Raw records
— Begin —

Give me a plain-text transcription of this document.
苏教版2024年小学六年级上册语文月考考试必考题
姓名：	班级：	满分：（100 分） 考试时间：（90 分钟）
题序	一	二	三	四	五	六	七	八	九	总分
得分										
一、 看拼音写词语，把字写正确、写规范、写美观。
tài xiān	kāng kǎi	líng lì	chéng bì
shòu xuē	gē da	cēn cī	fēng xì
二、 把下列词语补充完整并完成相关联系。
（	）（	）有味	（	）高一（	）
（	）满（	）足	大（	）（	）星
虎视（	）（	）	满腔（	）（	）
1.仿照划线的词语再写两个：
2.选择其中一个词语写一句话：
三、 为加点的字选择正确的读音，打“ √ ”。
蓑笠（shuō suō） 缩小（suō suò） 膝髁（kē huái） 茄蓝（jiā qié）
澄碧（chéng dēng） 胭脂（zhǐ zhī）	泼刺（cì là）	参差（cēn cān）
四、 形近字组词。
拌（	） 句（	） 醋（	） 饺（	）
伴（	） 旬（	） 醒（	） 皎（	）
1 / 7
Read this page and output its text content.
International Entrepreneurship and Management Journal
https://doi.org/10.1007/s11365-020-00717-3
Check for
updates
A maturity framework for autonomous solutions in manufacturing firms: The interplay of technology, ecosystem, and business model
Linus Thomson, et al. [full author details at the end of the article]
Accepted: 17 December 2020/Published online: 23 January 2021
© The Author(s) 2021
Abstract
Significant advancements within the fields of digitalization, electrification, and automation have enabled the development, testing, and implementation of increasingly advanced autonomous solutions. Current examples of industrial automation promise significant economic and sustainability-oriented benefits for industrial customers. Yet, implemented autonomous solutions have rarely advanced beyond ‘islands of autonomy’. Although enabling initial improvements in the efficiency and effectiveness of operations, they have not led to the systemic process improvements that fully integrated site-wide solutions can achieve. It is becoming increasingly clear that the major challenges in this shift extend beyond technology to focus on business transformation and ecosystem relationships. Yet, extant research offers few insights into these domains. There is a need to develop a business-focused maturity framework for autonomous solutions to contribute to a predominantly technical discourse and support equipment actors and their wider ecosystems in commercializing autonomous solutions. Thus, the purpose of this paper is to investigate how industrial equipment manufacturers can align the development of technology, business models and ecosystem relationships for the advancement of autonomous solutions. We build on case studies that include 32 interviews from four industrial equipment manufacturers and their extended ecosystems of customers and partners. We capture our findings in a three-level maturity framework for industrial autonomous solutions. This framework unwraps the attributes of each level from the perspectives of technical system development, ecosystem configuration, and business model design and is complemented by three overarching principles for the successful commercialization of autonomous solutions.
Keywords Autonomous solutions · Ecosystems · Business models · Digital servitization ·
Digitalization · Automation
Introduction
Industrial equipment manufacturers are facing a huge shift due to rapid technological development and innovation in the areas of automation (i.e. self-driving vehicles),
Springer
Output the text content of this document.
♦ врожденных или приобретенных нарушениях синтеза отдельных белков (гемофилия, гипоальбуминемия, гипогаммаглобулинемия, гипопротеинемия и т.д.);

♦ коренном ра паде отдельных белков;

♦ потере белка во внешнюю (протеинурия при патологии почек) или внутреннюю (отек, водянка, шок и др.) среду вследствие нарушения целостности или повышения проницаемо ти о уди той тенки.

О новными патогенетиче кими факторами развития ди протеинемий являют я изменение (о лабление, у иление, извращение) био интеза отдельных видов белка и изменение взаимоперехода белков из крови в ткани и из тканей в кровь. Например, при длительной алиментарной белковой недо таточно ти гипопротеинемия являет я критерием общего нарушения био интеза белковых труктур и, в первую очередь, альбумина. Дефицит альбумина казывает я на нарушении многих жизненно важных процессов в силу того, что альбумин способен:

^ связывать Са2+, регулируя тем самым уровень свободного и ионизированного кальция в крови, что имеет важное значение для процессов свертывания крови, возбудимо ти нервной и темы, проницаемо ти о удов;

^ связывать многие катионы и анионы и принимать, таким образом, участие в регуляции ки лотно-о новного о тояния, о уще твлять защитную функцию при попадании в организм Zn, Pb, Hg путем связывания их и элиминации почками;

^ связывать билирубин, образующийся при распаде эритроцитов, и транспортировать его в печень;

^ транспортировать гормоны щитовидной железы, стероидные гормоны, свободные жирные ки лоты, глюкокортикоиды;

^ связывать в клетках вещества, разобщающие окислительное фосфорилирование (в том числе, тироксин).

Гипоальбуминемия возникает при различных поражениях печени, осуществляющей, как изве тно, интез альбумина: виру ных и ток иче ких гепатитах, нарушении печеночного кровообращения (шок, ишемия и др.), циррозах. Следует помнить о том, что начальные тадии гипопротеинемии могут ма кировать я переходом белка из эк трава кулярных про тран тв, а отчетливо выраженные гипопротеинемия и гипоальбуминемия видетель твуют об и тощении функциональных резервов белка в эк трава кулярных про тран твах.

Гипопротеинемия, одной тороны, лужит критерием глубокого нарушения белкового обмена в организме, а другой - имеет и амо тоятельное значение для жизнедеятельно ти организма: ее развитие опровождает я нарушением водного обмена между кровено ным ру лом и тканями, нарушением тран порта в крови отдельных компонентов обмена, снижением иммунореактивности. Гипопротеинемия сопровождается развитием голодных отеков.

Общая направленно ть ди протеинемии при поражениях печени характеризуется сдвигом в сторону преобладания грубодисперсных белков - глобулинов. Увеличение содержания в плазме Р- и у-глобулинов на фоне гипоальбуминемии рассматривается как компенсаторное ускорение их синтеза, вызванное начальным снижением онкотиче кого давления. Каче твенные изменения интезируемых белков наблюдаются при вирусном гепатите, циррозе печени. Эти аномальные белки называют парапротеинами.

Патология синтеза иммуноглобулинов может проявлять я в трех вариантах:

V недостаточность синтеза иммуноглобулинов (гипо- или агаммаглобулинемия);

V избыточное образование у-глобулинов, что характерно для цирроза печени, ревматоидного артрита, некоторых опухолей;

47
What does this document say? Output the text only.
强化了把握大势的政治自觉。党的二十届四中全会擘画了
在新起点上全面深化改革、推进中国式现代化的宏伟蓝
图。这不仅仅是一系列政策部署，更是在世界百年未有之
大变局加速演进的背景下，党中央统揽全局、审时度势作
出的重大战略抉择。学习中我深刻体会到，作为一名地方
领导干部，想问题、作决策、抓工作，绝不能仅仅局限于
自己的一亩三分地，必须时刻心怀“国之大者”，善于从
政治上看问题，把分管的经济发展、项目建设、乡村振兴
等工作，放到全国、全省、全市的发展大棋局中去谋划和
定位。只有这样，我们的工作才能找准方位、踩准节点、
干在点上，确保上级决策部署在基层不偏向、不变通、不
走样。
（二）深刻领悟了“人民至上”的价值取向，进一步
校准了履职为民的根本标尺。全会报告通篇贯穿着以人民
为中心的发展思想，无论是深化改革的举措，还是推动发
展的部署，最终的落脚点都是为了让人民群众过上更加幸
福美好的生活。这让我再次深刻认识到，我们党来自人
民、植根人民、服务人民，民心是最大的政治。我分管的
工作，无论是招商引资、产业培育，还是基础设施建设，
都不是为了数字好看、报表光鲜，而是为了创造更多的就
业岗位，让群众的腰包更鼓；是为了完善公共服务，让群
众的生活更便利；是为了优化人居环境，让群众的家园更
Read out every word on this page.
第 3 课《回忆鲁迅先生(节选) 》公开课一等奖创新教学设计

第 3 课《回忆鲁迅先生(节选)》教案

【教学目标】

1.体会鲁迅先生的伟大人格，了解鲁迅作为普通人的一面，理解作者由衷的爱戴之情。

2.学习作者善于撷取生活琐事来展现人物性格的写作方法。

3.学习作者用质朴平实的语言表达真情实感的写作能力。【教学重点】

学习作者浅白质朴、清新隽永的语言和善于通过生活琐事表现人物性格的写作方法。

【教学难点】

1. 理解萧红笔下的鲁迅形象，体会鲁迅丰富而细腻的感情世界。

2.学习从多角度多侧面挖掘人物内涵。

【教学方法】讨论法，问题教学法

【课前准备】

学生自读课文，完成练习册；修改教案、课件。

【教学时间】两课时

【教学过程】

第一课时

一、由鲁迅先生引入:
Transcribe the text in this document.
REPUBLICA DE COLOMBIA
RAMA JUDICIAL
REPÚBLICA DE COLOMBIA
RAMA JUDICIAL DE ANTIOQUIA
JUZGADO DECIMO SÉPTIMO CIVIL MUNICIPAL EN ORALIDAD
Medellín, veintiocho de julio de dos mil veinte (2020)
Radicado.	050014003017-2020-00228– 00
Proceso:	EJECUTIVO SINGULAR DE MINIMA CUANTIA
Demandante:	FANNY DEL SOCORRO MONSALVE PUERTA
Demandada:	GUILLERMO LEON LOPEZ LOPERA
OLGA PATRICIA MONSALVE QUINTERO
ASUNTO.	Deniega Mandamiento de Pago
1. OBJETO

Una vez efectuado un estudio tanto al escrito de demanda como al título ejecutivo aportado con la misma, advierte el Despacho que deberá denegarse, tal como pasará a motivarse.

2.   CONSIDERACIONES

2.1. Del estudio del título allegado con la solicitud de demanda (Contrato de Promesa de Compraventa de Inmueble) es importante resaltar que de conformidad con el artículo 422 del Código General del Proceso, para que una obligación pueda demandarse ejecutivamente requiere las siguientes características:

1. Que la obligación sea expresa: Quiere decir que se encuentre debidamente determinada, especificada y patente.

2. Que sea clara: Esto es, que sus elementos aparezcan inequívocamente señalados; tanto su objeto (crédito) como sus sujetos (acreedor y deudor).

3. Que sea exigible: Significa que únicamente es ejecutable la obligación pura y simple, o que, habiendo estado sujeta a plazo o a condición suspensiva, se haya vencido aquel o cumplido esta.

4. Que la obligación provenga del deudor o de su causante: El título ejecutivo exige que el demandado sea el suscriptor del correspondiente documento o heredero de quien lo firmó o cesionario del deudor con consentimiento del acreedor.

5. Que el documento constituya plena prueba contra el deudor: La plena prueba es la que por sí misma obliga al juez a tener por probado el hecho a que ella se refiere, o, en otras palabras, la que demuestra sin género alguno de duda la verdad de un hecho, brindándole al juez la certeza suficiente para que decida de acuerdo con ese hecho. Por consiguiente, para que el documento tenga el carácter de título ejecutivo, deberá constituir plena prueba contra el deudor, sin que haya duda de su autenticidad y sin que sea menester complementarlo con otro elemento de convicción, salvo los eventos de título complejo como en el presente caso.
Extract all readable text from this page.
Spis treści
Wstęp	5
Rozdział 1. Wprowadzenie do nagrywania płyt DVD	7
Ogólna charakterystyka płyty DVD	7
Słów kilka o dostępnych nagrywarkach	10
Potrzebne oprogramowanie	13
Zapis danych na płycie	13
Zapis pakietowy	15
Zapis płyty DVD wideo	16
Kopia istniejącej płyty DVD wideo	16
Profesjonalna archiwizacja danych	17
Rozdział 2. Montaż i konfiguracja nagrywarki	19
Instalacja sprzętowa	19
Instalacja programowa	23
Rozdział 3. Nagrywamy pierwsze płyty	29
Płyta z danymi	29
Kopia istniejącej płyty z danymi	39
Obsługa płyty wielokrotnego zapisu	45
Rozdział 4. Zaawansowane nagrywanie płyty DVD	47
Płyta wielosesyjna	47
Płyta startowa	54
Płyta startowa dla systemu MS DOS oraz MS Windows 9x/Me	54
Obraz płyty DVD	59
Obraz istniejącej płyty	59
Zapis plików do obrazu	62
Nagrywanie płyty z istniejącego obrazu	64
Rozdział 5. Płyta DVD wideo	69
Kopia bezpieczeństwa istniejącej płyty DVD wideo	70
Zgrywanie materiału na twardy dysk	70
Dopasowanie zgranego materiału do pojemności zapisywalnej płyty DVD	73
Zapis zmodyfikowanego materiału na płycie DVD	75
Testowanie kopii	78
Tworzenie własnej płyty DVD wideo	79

— End —

> _Work required_
Select from the material above each line in which the string "Proceso" appears, and list those lines.

> _Correct result_
Proceso:	EJECUTIVO SINGULAR DE MINIMA CUANTIA
2.1. Del estudio del título allegado con la solicitud de demanda (Contrato de Promesa de Compraventa de Inmueble) es importante resaltar que de conformidad con el artículo 422 del Código General del Proceso, para que una obligación pueda demandarse ejecutivamente requiere las siguientes características:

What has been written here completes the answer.